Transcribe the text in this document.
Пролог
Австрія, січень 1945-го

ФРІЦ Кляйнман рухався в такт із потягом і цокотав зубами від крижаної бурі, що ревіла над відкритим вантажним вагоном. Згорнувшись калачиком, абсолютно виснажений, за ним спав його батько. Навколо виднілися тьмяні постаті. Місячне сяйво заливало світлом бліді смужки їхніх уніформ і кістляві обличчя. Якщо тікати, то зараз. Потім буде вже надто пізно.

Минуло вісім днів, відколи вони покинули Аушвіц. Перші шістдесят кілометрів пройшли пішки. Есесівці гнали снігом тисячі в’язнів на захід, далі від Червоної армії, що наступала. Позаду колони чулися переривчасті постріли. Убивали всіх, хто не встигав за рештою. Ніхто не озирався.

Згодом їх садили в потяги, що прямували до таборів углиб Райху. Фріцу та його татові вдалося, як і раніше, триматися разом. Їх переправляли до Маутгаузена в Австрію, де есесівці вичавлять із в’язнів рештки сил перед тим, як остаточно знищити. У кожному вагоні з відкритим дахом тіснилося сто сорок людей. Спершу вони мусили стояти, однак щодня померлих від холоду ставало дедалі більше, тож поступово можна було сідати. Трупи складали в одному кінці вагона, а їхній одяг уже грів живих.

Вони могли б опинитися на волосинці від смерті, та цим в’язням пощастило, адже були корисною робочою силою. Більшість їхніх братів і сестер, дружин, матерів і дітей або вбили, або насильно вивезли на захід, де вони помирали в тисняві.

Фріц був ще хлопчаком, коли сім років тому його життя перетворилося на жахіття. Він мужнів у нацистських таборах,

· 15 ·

• • • • • • •

PROBLEM DETAILS =>
Provide the number of lines in the data above that contain the string "захід", and nothing else.

EXERCISE RESULT =>
2